> [Exercise details]: In the material below, list every line carrying the string "screenshot".

Extracted records
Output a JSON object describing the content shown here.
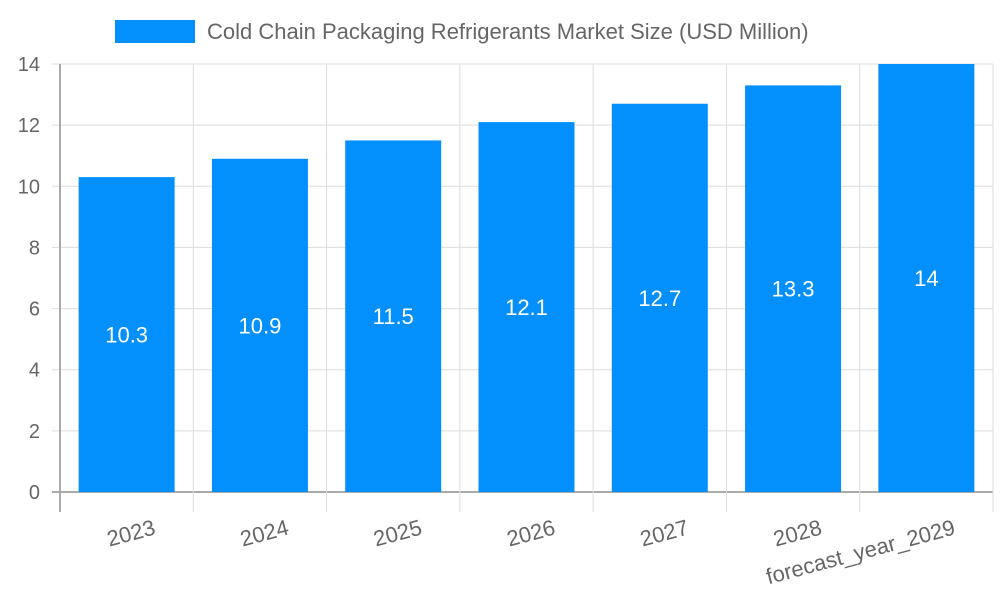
{
  "chart_data": {
    "type": "bar",
    "title": "",
    "legend": {
      "position": "top",
      "entries": [
        "Cold Chain Packaging Refrigerants Market  Size (USD Million)"
      ]
    },
    "categories": [
      "2023",
      "2024",
      "2025",
      "2026",
      "2027",
      "2028",
      "forecast_year_2029"
    ],
    "series": [
      {
        "name": "Cold Chain Packaging Refrigerants Market  Size (USD Million)",
        "values": [
          10.3,
          10.9,
          11.5,
          12.1,
          12.7,
          13.3,
          14
        ],
        "color": "#0490fc"
      }
    ],
    "data_labels": [
      "10.3",
      "10.9",
      "11.5",
      "12.1",
      "12.7",
      "13.3",
      "14"
    ],
    "ylim": [
      0,
      14
    ],
    "yticks": [
      "0",
      "2",
      "4",
      "6",
      "8",
      "10",
      "12",
      "14"
    ],
    "grid": true,
    "xlabel": "",
    "ylabel": ""
  }
}
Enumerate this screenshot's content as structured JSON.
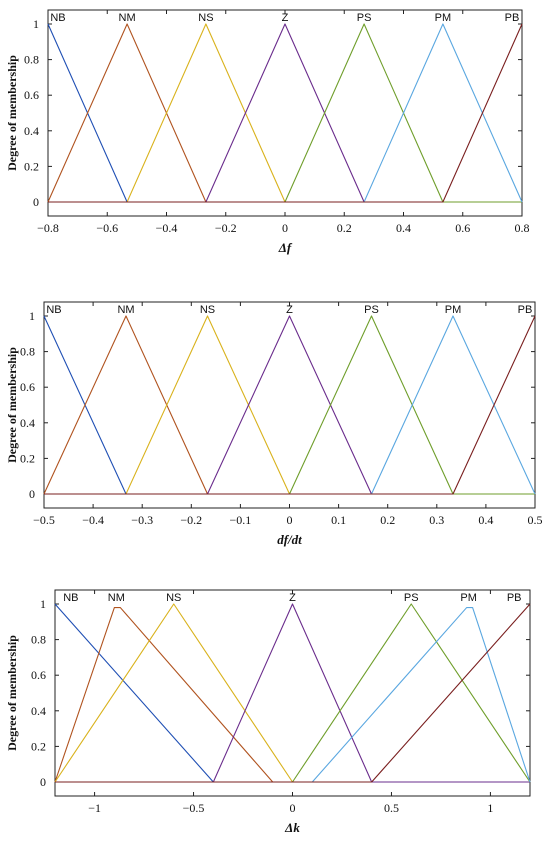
{
  "colors": {
    "NB": "#1f4fb4",
    "NM": "#b0531f",
    "NS": "#d9b21c",
    "Z": "#6a2c8c",
    "PS": "#6f9e2b",
    "PM": "#5aa7e0",
    "PB": "#7a1f1f"
  },
  "chart_data": [
    {
      "type": "line",
      "xlabel": "Δf",
      "ylabel": "Degree of membership",
      "xlim": [
        -0.8,
        0.8
      ],
      "ylim": [
        0,
        1
      ],
      "xticks": [
        -0.8,
        -0.6,
        -0.4,
        -0.2,
        0,
        0.2,
        0.4,
        0.6,
        0.8
      ],
      "xtick_labels": [
        "−0.8",
        "−0.6",
        "−0.4",
        "−0.2",
        "0",
        "0.2",
        "0.4",
        "0.6",
        "0.8"
      ],
      "yticks": [
        0,
        0.2,
        0.4,
        0.6,
        0.8,
        1
      ],
      "ytick_labels": [
        "0",
        "0.2",
        "0.4",
        "0.6",
        "0.8",
        "1"
      ],
      "series": [
        {
          "name": "NB",
          "points": [
            [
              -0.8,
              1
            ],
            [
              -0.533,
              0
            ],
            [
              0.8,
              0
            ]
          ]
        },
        {
          "name": "NM",
          "points": [
            [
              -0.8,
              0
            ],
            [
              -0.533,
              1
            ],
            [
              -0.267,
              0
            ],
            [
              0.8,
              0
            ]
          ]
        },
        {
          "name": "NS",
          "points": [
            [
              -0.8,
              0
            ],
            [
              -0.533,
              0
            ],
            [
              -0.267,
              1
            ],
            [
              0,
              0
            ],
            [
              0.8,
              0
            ]
          ]
        },
        {
          "name": "Z",
          "points": [
            [
              -0.8,
              0
            ],
            [
              -0.267,
              0
            ],
            [
              0,
              1
            ],
            [
              0.267,
              0
            ],
            [
              0.8,
              0
            ]
          ]
        },
        {
          "name": "PS",
          "points": [
            [
              -0.8,
              0
            ],
            [
              0,
              0
            ],
            [
              0.267,
              1
            ],
            [
              0.533,
              0
            ],
            [
              0.8,
              0
            ]
          ]
        },
        {
          "name": "PM",
          "points": [
            [
              -0.8,
              0
            ],
            [
              0.267,
              0
            ],
            [
              0.533,
              1
            ],
            [
              0.8,
              0
            ]
          ]
        },
        {
          "name": "PB",
          "points": [
            [
              -0.8,
              0
            ],
            [
              0.533,
              0
            ],
            [
              0.8,
              1
            ]
          ]
        }
      ],
      "mf_labels": [
        {
          "name": "NB",
          "x": -0.8
        },
        {
          "name": "NM",
          "x": -0.533
        },
        {
          "name": "NS",
          "x": -0.267
        },
        {
          "name": "Z",
          "x": 0
        },
        {
          "name": "PS",
          "x": 0.267
        },
        {
          "name": "PM",
          "x": 0.533
        },
        {
          "name": "PB",
          "x": 0.8
        }
      ]
    },
    {
      "type": "line",
      "xlabel": "df/dt",
      "ylabel": "Degree of membership",
      "xlim": [
        -0.5,
        0.5
      ],
      "ylim": [
        0,
        1
      ],
      "xticks": [
        -0.5,
        -0.4,
        -0.3,
        -0.2,
        -0.1,
        0,
        0.1,
        0.2,
        0.3,
        0.4,
        0.5
      ],
      "xtick_labels": [
        "−0.5",
        "−0.4",
        "−0.3",
        "−0.2",
        "−0.1",
        "0",
        "0.1",
        "0.2",
        "0.3",
        "0.4",
        "0.5"
      ],
      "yticks": [
        0,
        0.2,
        0.4,
        0.6,
        0.8,
        1
      ],
      "ytick_labels": [
        "0",
        "0.2",
        "0.4",
        "0.6",
        "0.8",
        "1"
      ],
      "series": [
        {
          "name": "NB",
          "points": [
            [
              -0.5,
              1
            ],
            [
              -0.333,
              0
            ],
            [
              0.5,
              0
            ]
          ]
        },
        {
          "name": "NM",
          "points": [
            [
              -0.5,
              0
            ],
            [
              -0.333,
              1
            ],
            [
              -0.167,
              0
            ],
            [
              0.5,
              0
            ]
          ]
        },
        {
          "name": "NS",
          "points": [
            [
              -0.5,
              0
            ],
            [
              -0.333,
              0
            ],
            [
              -0.167,
              1
            ],
            [
              0,
              0
            ],
            [
              0.5,
              0
            ]
          ]
        },
        {
          "name": "Z",
          "points": [
            [
              -0.5,
              0
            ],
            [
              -0.167,
              0
            ],
            [
              0,
              1
            ],
            [
              0.167,
              0
            ],
            [
              0.5,
              0
            ]
          ]
        },
        {
          "name": "PS",
          "points": [
            [
              -0.5,
              0
            ],
            [
              0,
              0
            ],
            [
              0.167,
              1
            ],
            [
              0.333,
              0
            ],
            [
              0.5,
              0
            ]
          ]
        },
        {
          "name": "PM",
          "points": [
            [
              -0.5,
              0
            ],
            [
              0.167,
              0
            ],
            [
              0.333,
              1
            ],
            [
              0.5,
              0
            ]
          ]
        },
        {
          "name": "PB",
          "points": [
            [
              -0.5,
              0
            ],
            [
              0.333,
              0
            ],
            [
              0.5,
              1
            ]
          ]
        }
      ],
      "mf_labels": [
        {
          "name": "NB",
          "x": -0.5
        },
        {
          "name": "NM",
          "x": -0.333
        },
        {
          "name": "NS",
          "x": -0.167
        },
        {
          "name": "Z",
          "x": 0
        },
        {
          "name": "PS",
          "x": 0.167
        },
        {
          "name": "PM",
          "x": 0.333
        },
        {
          "name": "PB",
          "x": 0.5
        }
      ]
    },
    {
      "type": "line",
      "xlabel": "Δk",
      "ylabel": "Degree of membership",
      "xlim": [
        -1.2,
        1.2
      ],
      "ylim": [
        0,
        1
      ],
      "xticks": [
        -1,
        -0.5,
        0,
        0.5,
        1
      ],
      "xtick_labels": [
        "−1",
        "−0.5",
        "0",
        "0.5",
        "1"
      ],
      "yticks": [
        0,
        0.2,
        0.4,
        0.6,
        0.8,
        1
      ],
      "ytick_labels": [
        "0",
        "0.2",
        "0.4",
        "0.6",
        "0.8",
        "1"
      ],
      "series": [
        {
          "name": "NB",
          "points": [
            [
              -1.2,
              1
            ],
            [
              -0.4,
              0
            ],
            [
              1.2,
              0
            ]
          ]
        },
        {
          "name": "NM",
          "points": [
            [
              -1.2,
              0
            ],
            [
              -0.9,
              0.98
            ],
            [
              -0.87,
              0.98
            ],
            [
              -0.1,
              0
            ],
            [
              1.2,
              0
            ]
          ]
        },
        {
          "name": "NS",
          "points": [
            [
              -1.2,
              0
            ],
            [
              -0.6,
              1
            ],
            [
              0,
              0
            ],
            [
              1.2,
              0
            ]
          ]
        },
        {
          "name": "Z",
          "points": [
            [
              -1.2,
              0
            ],
            [
              -0.4,
              0
            ],
            [
              0,
              1
            ],
            [
              0.4,
              0
            ],
            [
              1.2,
              0
            ]
          ]
        },
        {
          "name": "PS",
          "points": [
            [
              -1.2,
              0
            ],
            [
              0,
              0
            ],
            [
              0.6,
              1
            ],
            [
              1.2,
              0
            ]
          ]
        },
        {
          "name": "PM",
          "points": [
            [
              -1.2,
              0
            ],
            [
              0.1,
              0
            ],
            [
              0.88,
              0.98
            ],
            [
              0.91,
              0.98
            ],
            [
              1.2,
              0
            ]
          ]
        },
        {
          "name": "PB",
          "points": [
            [
              -1.2,
              0
            ],
            [
              0.4,
              0
            ],
            [
              1.2,
              1
            ]
          ]
        }
      ],
      "mf_labels": [
        {
          "name": "NB",
          "x": -1.12
        },
        {
          "name": "NM",
          "x": -0.89
        },
        {
          "name": "NS",
          "x": -0.6
        },
        {
          "name": "Z",
          "x": 0
        },
        {
          "name": "PS",
          "x": 0.6
        },
        {
          "name": "PM",
          "x": 0.89
        },
        {
          "name": "PB",
          "x": 1.12
        }
      ]
    }
  ]
}
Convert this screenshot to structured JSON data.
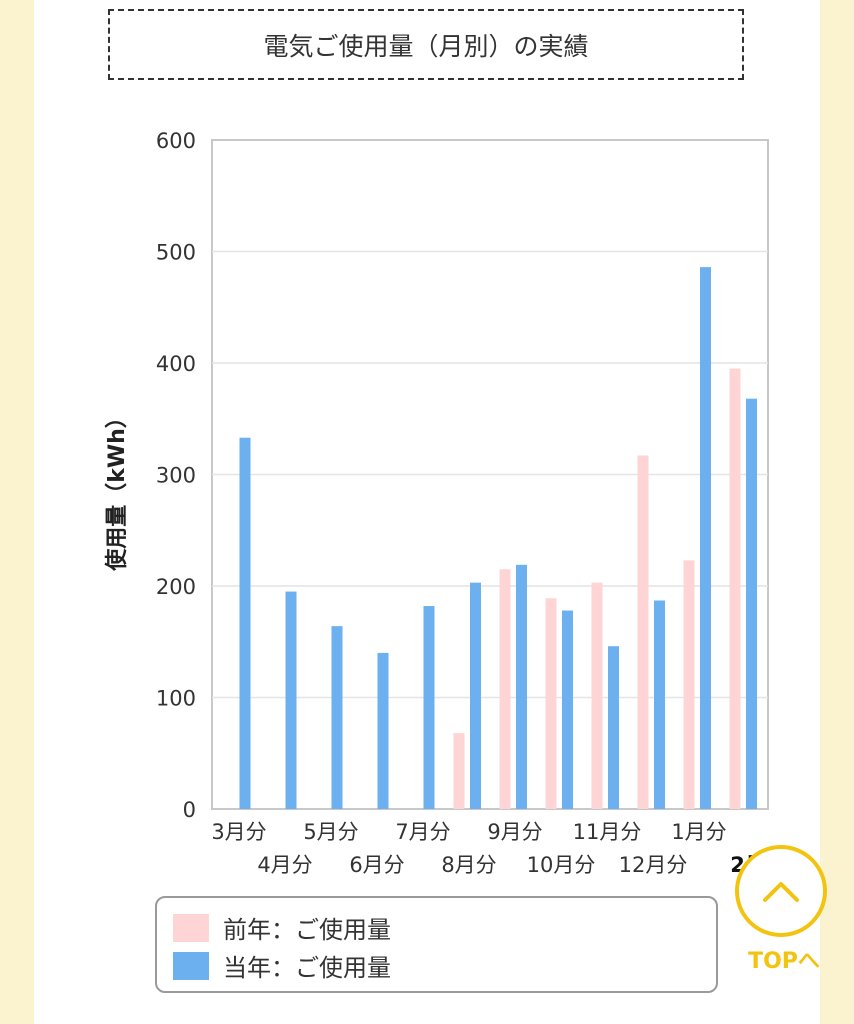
{
  "title": "電気ご使用量（月別）の実績",
  "colors": {
    "previous_year": "#ffd4d4",
    "current_year": "#6cb0f0",
    "top_accent": "#f2c30f"
  },
  "chart_data": {
    "type": "bar",
    "ylabel": "使用量（kWh）",
    "ylim": [
      0,
      600
    ],
    "yticks": [
      "0",
      "100",
      "200",
      "300",
      "400",
      "500",
      "600"
    ],
    "categories": [
      "3月分",
      "4月分",
      "5月分",
      "6月分",
      "7月分",
      "8月分",
      "9月分",
      "10月分",
      "11月分",
      "12月分",
      "1月分",
      "2月"
    ],
    "series": [
      {
        "name": "前年：ご使用量",
        "values": [
          null,
          null,
          null,
          null,
          null,
          68,
          215,
          189,
          203,
          317,
          223,
          395
        ]
      },
      {
        "name": "当年：ご使用量",
        "values": [
          333,
          195,
          164,
          140,
          182,
          203,
          219,
          178,
          146,
          187,
          486,
          368
        ]
      }
    ],
    "grid": true,
    "legend_position": "bottom"
  },
  "legend": {
    "previous_label": "前年：ご使用量",
    "current_label": "当年：ご使用量"
  },
  "top_button": {
    "label": "TOPへ",
    "icon": "chevron-up-icon"
  }
}
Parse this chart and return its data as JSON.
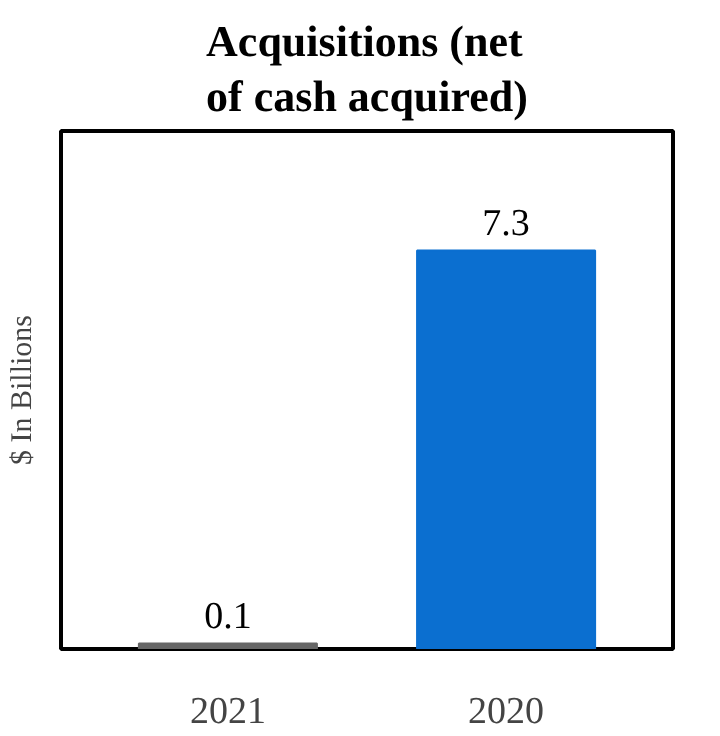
{
  "chart_data": {
    "type": "bar",
    "title": "Acquisitions (net of cash acquired)",
    "ylabel": "$ In Billions",
    "categories": [
      "2021",
      "2020"
    ],
    "values": [
      0.1,
      7.3
    ],
    "colors": [
      "#666666",
      "#0b6fd0"
    ],
    "data_labels": true,
    "grid": false
  }
}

> [Response]:
Enumerate this screenshot's content as structured JSON.
Convert this screenshot to structured JSON data.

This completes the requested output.